[Data items]
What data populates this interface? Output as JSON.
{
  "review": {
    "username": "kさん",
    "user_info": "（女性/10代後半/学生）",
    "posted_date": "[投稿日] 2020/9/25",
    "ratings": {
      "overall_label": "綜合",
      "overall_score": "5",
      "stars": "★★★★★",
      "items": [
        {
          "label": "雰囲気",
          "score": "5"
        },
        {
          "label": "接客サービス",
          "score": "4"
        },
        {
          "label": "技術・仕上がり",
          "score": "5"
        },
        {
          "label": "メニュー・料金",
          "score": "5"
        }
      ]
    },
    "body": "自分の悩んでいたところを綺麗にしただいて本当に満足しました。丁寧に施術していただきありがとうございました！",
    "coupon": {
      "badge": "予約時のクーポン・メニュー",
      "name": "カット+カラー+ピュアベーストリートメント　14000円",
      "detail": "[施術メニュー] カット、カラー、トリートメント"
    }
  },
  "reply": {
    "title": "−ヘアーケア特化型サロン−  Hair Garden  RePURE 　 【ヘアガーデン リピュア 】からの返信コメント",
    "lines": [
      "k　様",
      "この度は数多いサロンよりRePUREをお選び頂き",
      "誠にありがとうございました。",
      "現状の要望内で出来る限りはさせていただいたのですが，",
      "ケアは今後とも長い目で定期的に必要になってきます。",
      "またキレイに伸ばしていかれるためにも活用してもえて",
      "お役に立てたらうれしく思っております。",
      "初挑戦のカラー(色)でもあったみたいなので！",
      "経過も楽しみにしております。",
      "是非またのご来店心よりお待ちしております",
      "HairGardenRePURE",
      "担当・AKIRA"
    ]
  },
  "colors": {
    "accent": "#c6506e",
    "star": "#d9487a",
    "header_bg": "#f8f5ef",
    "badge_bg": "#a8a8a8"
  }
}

◆ **OBJECTIVE**
Each record above should be repeated exactly as it appears.

◆ **ANSWER FOR THIS EXERCISE**
What data populates this interface? Output as JSON.
{
  "review": {
    "username": "kさん",
    "user_info": "（女性/10代後半/学生）",
    "posted_date": "[投稿日] 2020/9/25",
    "ratings": {
      "overall_label": "綜合",
      "overall_score": "5",
      "stars": "★★★★★",
      "items": [
        {
          "label": "雰囲気",
          "score": "5"
        },
        {
          "label": "接客サービス",
          "score": "4"
        },
        {
          "label": "技術・仕上がり",
          "score": "5"
        },
        {
          "label": "メニュー・料金",
          "score": "5"
        }
      ]
    },
    "body": "自分の悩んでいたところを綺麗にしただいて本当に満足しました。丁寧に施術していただきありがとうございました！",
    "coupon": {
      "badge": "予約時のクーポン・メニュー",
      "name": "カット+カラー+ピュアベーストリートメント　14000円",
      "detail": "[施術メニュー] カット、カラー、トリートメント"
    }
  },
  "reply": {
    "title": "−ヘアーケア特化型サロン−  Hair Garden  RePURE 　 【ヘアガーデン リピュア 】からの返信コメント",
    "lines": [
      "k　様",
      "この度は数多いサロンよりRePUREをお選び頂き",
      "誠にありがとうございました。",
      "現状の要望内で出来る限りはさせていただいたのですが，",
      "ケアは今後とも長い目で定期的に必要になってきます。",
      "またキレイに伸ばしていかれるためにも活用してもえて",
      "お役に立てたらうれしく思っております。",
      "初挑戦のカラー(色)でもあったみたいなので！",
      "経過も楽しみにしております。",
      "是非またのご来店心よりお待ちしております",
      "HairGardenRePURE",
      "担当・AKIRA"
    ]
  },
  "colors": {
    "accent": "#c6506e",
    "star": "#d9487a",
    "header_bg": "#f8f5ef",
    "badge_bg": "#a8a8a8"
  }
}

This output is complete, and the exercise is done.